§ Instructions to follow
Below is a set of records; restate each one word for word.

Dataset excerpt

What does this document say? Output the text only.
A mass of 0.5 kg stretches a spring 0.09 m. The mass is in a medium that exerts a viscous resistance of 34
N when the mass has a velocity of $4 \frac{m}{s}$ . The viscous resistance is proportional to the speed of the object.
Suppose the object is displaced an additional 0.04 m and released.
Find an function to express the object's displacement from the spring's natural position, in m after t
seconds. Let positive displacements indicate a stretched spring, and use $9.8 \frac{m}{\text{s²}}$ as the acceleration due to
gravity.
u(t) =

§ Solved problem
What does this document say? Output the text only.
A mass of 0.5 kg stretches a spring 0.09 m. The mass is in a medium that exerts a viscous resistance of 34
N when the mass has a velocity of $4 \frac{m}{s}$ . The viscous resistance is proportional to the speed of the object.
Suppose the object is displaced an additional 0.04 m and released.
Find an function to express the object's displacement from the spring's natural position, in m after t
seconds. Let positive displacements indicate a stretched spring, and use $9.8 \frac{m}{\text{s²}}$ as the acceleration due to
gravity.
u(t) =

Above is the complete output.